WRITTEN REQUEST:
Search the records that follow and extract every line containing the string "screenshot".

(Data items)

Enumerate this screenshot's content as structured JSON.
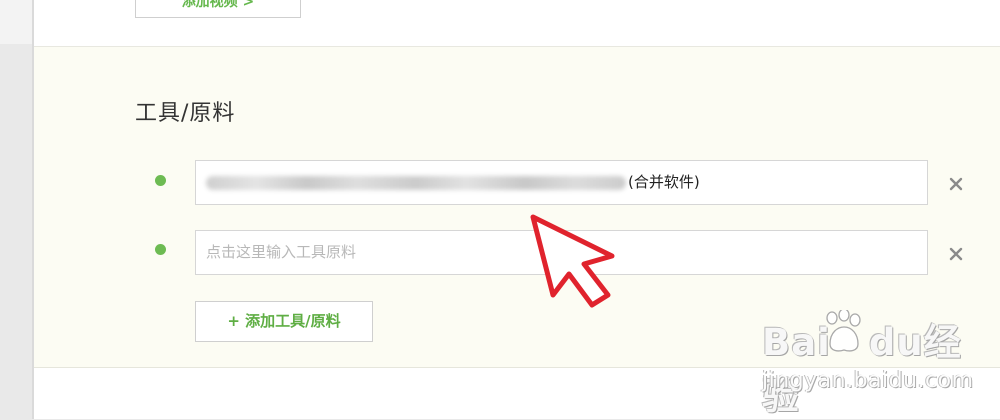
{
  "top_section": {
    "add_video_label": "添加视频 >"
  },
  "tools_section": {
    "title": "工具/原料",
    "items": [
      {
        "value_suffix": "(合并软件)",
        "placeholder": ""
      },
      {
        "value_suffix": "",
        "placeholder": "点击这里输入工具原料"
      }
    ],
    "remove_glyph": "×",
    "add_button_label": "+ 添加工具/原料"
  },
  "watermark": {
    "brand": "Bai du 经验",
    "brand_left": "Bai",
    "brand_right": "du",
    "brand_cn": "经验",
    "url": "jingyan.baidu.com"
  },
  "icons": {
    "bullet": "green-dot-icon",
    "remove": "close-icon",
    "cursor": "red-arrow-cursor-icon"
  },
  "colors": {
    "accent_green": "#6dbb52",
    "cursor_red": "#e0232d",
    "panel_bg": "#fcfcf3"
  }
}
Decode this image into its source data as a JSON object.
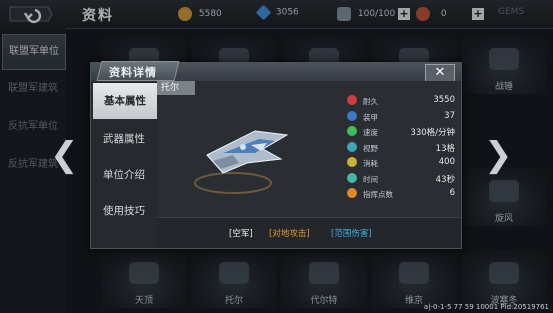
{
  "topbar": {
    "title": "资料",
    "gold": "5580",
    "crystal": "3056",
    "supply": "100/100",
    "fuel": "0",
    "gems": "GEMS"
  },
  "sidebar": {
    "items": [
      {
        "label": "联盟军单位"
      },
      {
        "label": "联盟军建筑"
      },
      {
        "label": "反抗军单位"
      },
      {
        "label": "反抗军建筑"
      }
    ]
  },
  "units": {
    "bottom_labels": [
      "天顶",
      "托尔",
      "代尔特",
      "维京",
      "波塞冬"
    ],
    "right_labels": [
      "战锤",
      "旋风"
    ]
  },
  "modal": {
    "title": "资料详情",
    "close": "✕",
    "tabs": [
      {
        "label": "基本属性"
      },
      {
        "label": "武器属性"
      },
      {
        "label": "单位介绍"
      },
      {
        "label": "使用技巧"
      }
    ],
    "unit_name": "托尔",
    "stats": [
      {
        "icon": "heart-icon",
        "color": "#d23c3c",
        "name": "耐久",
        "value": "3550"
      },
      {
        "icon": "armor-icon",
        "color": "#3f78c8",
        "name": "装甲",
        "value": "37"
      },
      {
        "icon": "speed-icon",
        "color": "#3cbf5a",
        "name": "速度",
        "value": "330格/分钟"
      },
      {
        "icon": "eye-icon",
        "color": "#3aa6b8",
        "name": "视野",
        "value": "13格"
      },
      {
        "icon": "cost-icon",
        "color": "#c9b332",
        "name": "消耗",
        "value": "400"
      },
      {
        "icon": "clock-icon",
        "color": "#44b6a8",
        "name": "时间",
        "value": "43秒"
      },
      {
        "icon": "star-icon",
        "color": "#e08a26",
        "name": "指挥点数",
        "value": "6"
      }
    ],
    "tags": [
      {
        "label": "[空军]",
        "color": "#e9ecef"
      },
      {
        "label": "[对地攻击]",
        "color": "#e39b2c"
      },
      {
        "label": "[范围伤害]",
        "color": "#3fb2e0"
      }
    ]
  },
  "footer": {
    "version": "a|-0-1-5 77 59 10001 Pld:20519761"
  }
}
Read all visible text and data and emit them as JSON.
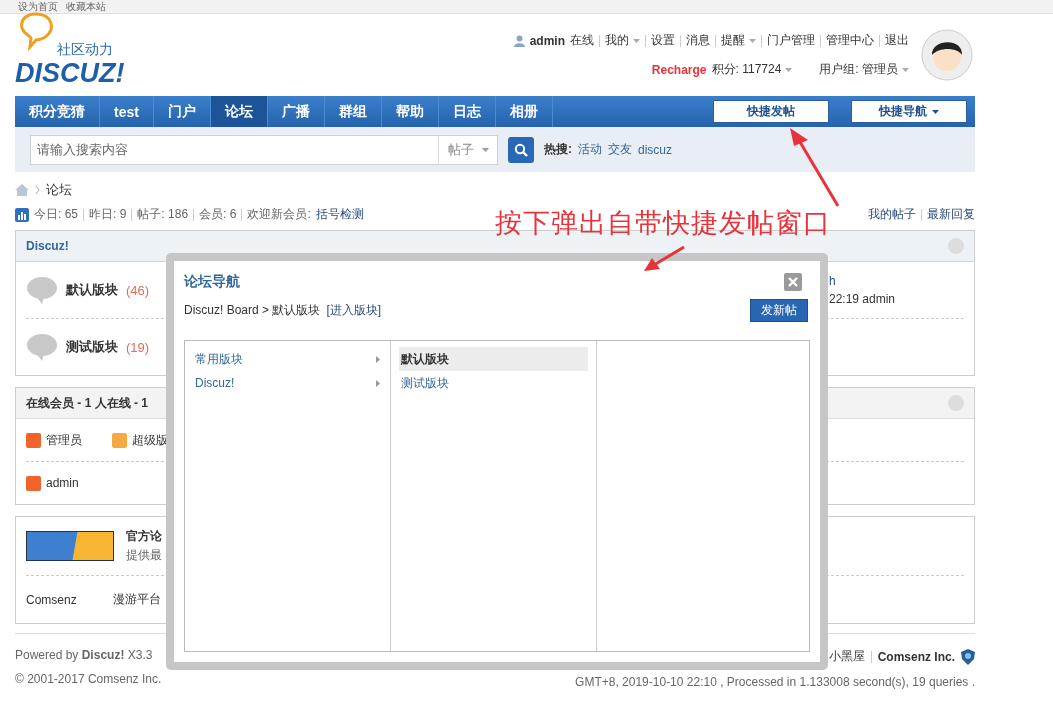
{
  "top_bar": {
    "links": [
      "设为首页",
      "收藏本站"
    ]
  },
  "logo": {
    "tagline": "社区动力",
    "wordmark": "DISCUZ!"
  },
  "user_bar": {
    "name": "admin",
    "status": "在线",
    "links": [
      {
        "label": "我的",
        "dropdown": true
      },
      {
        "label": "设置",
        "dropdown": false
      },
      {
        "label": "消息",
        "dropdown": false
      },
      {
        "label": "提醒",
        "dropdown": true
      },
      {
        "label": "门户管理",
        "dropdown": false
      },
      {
        "label": "管理中心",
        "dropdown": false
      },
      {
        "label": "退出",
        "dropdown": false
      }
    ],
    "recharge": "Recharge",
    "credits": "积分: 117724",
    "group": "用户组: 管理员"
  },
  "nav": {
    "items": [
      {
        "label": "积分竞猜",
        "selected": false
      },
      {
        "label": "test",
        "selected": false
      },
      {
        "label": "门户",
        "selected": false
      },
      {
        "label": "论坛",
        "selected": true
      },
      {
        "label": "广播",
        "selected": false
      },
      {
        "label": "群组",
        "selected": false
      },
      {
        "label": "帮助",
        "selected": false
      },
      {
        "label": "日志",
        "selected": false
      },
      {
        "label": "相册",
        "selected": false
      }
    ],
    "buttons": [
      {
        "label": "快捷发帖",
        "dropdown": false
      },
      {
        "label": "快捷导航",
        "dropdown": true
      }
    ]
  },
  "search": {
    "placeholder": "请输入搜索内容",
    "type": "帖子",
    "hot_label": "热搜:",
    "hot": [
      "活动",
      "交友",
      "discuz"
    ]
  },
  "breadcrumb": [
    "论坛"
  ],
  "stats": {
    "items": [
      {
        "label": "今日:",
        "value": "65"
      },
      {
        "label": "昨日:",
        "value": "9"
      },
      {
        "label": "帖子:",
        "value": "186"
      },
      {
        "label": "会员:",
        "value": "6"
      }
    ],
    "welcome_label": "欢迎新会员:",
    "new_member": "括号检测",
    "links": [
      "我的帖子",
      "最新回复"
    ]
  },
  "forum_section": {
    "title": "Discuz!",
    "forums": [
      {
        "name": "默认版块",
        "count": "(46)"
      },
      {
        "name": "测试版块",
        "count": "(19)"
      }
    ],
    "last_post": [
      "h",
      "22:19 admin"
    ]
  },
  "online": {
    "title": "在线会员 - 1 人在线 - 1",
    "legend": [
      {
        "label": "管理员",
        "color": "#f0642b"
      },
      {
        "label": "超级版",
        "color": "#f5a843"
      }
    ],
    "members": [
      {
        "name": "admin",
        "color": "#f0642b"
      }
    ]
  },
  "links": {
    "featured_title": "官方论",
    "featured_desc": "提供最",
    "text_links": [
      "Comsenz",
      "漫游平台"
    ]
  },
  "footer": {
    "powered": "Powered by **Discuz!** X3.3",
    "copyright": "© 2001-2017 Comsenz Inc.",
    "links": [
      "小黑屋",
      "Comsenz Inc."
    ],
    "stats_line": "GMT+8, 2019-10-10 22:10 , Processed in 1.133008 second(s), 19 queries ."
  },
  "dialog": {
    "title": "论坛导航",
    "breadcrumb": "Discuz! Board > 默认版块",
    "enter_link": "[进入版块]",
    "post_button": "发新帖",
    "groups": [
      {
        "label": "常用版块",
        "selected": false
      },
      {
        "label": "Discuz!",
        "selected": false
      }
    ],
    "forums": [
      {
        "label": "默认版块",
        "selected": true
      },
      {
        "label": "测试版块",
        "selected": false
      }
    ]
  },
  "annotation": {
    "text": "按下弹出自带快捷发帖窗口"
  }
}
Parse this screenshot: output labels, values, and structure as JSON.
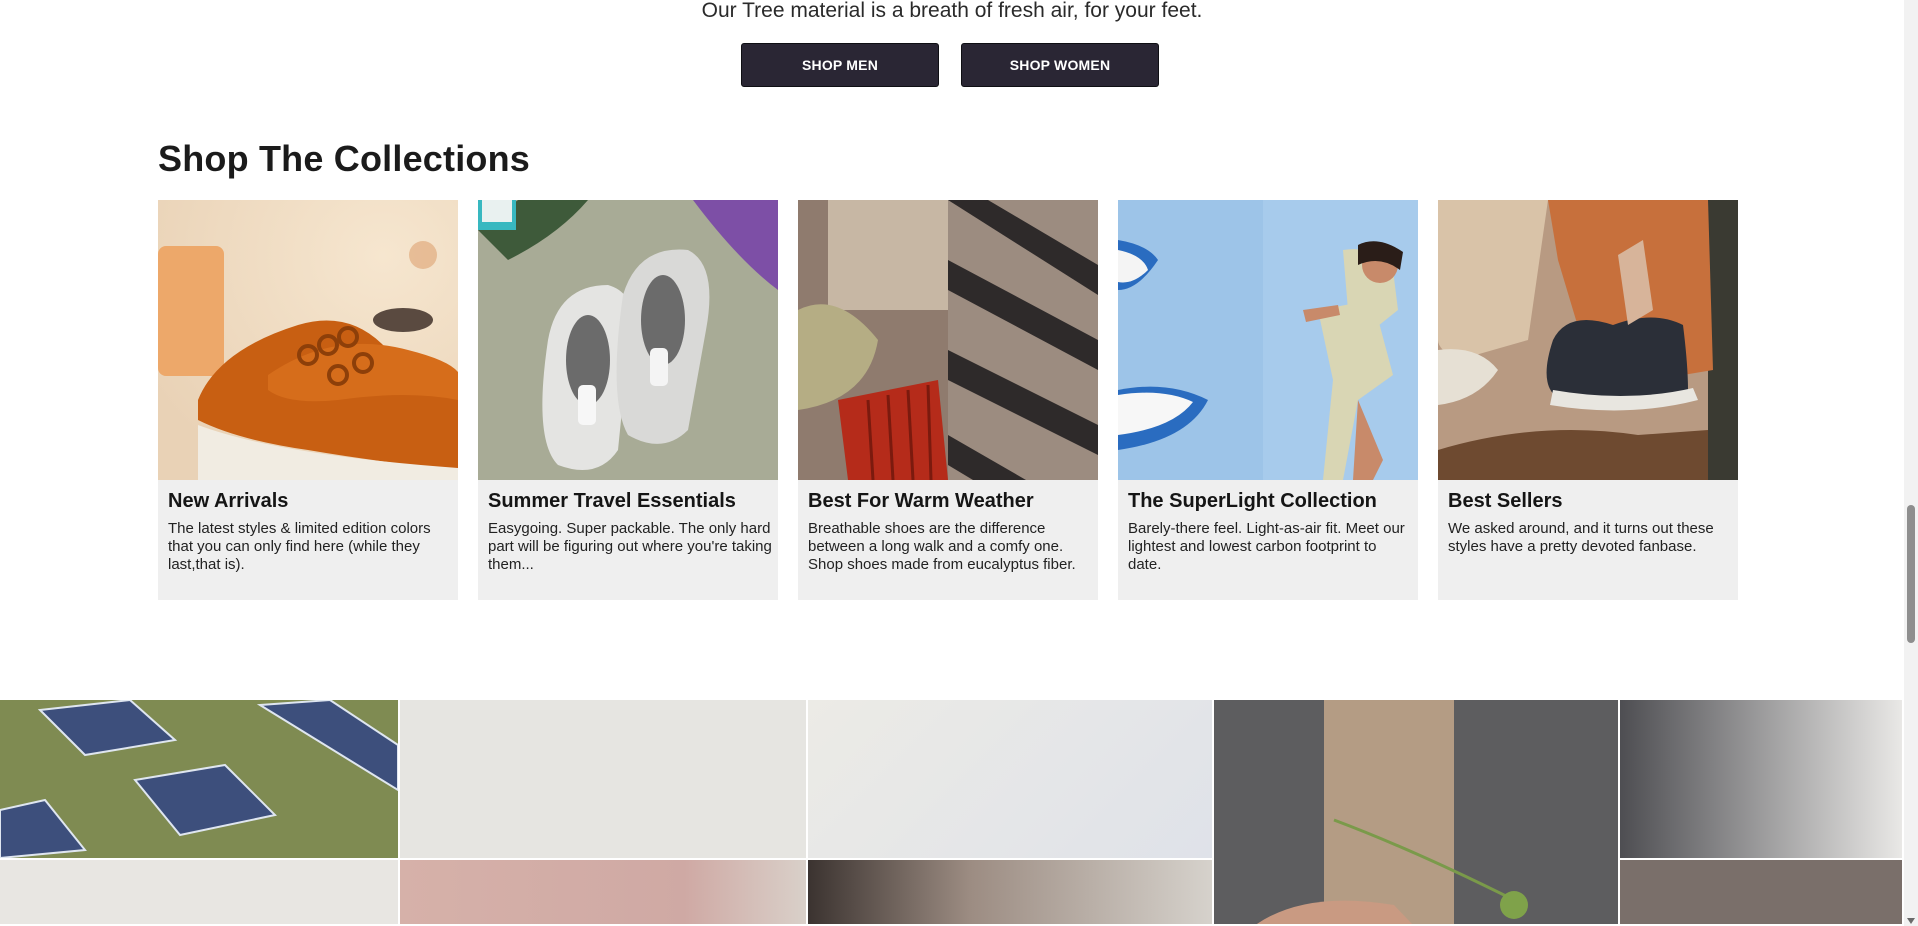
{
  "hero": {
    "tagline": "Our Tree material is a breath of fresh air, for your feet.",
    "shop_men_label": "SHOP MEN",
    "shop_women_label": "SHOP WOMEN"
  },
  "collections": {
    "title": "Shop The Collections",
    "cards": [
      {
        "name": "New Arrivals",
        "description": "The latest styles & limited edition colors that you can only find here (while they last,that is)."
      },
      {
        "name": "Summer Travel Essentials",
        "description": "Easygoing. Super packable. The only hard part will be figuring out where you're taking them..."
      },
      {
        "name": "Best For Warm Weather",
        "description": "Breathable shoes are the difference between a long walk and a comfy one. Shop shoes made from eucalyptus fiber."
      },
      {
        "name": "The SuperLight Collection",
        "description": "Barely-there feel. Light-as-air fit. Meet our lightest and lowest carbon footprint to date."
      },
      {
        "name": "Best Sellers",
        "description": "We asked around, and it turns out these styles have a pretty devoted fanbase."
      }
    ]
  },
  "colors": {
    "button_bg": "#2a2634",
    "card_bg": "#efefef"
  }
}
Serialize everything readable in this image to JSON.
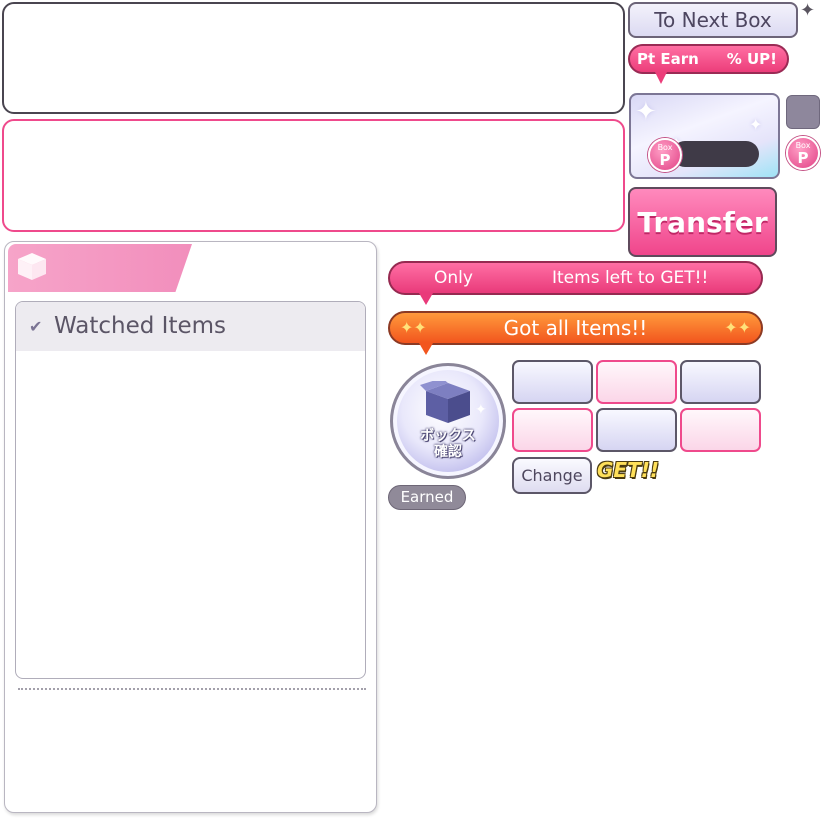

ANSWER:
Enumerate this screenshot's content as structured JSON.
Parse this screenshot: output labels, values, and structure as JSON.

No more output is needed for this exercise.